STATED GOAL: Reproduce the passage on space and delete characters in ISO 646 word for word, keeping every sentence and paragraph break.

In ISO 646, graphic characters are contained in rows 2 through 7 of the code table. However, two of the characters in these rows, namely the space character SP at row 2 column 0 and the delete character  DEL (also called the rubout character) at row 7 column 15, require special mention.

The space is considered to be both a graphic character and a control character in ISO 646. [1] It can be considered as a character with a visible form or, in contexts such as teleprinters, a control character that advances the print head without printing a character.

DATA SECTION:
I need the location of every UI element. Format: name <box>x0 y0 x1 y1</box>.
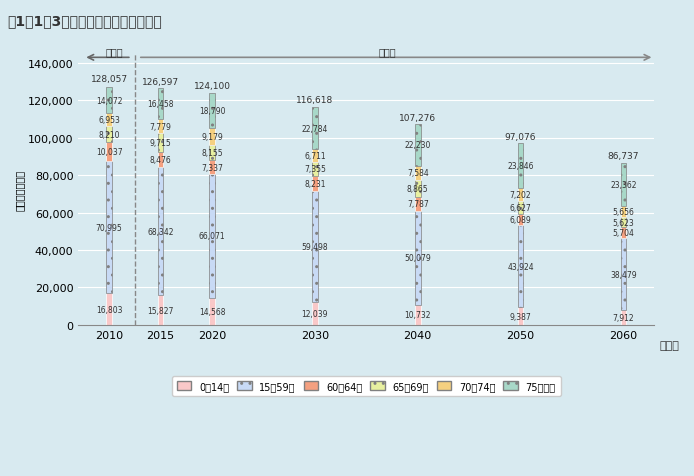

WORKED SOLUTION:
In ISO 646, graphic characters are contained in rows 2 through 7 of the code table. However, two of the characters in these rows, namely the space character SP at row 2 column 0 and the delete character  DEL (also called the rubout character) at row 7 column 15, require special mention.

The space is considered to be both a graphic character and a control character in ISO 646. [1] It can be considered as a character with a visible form or, in contexts such as teleprinters, a control character that advances the print head without printing a character.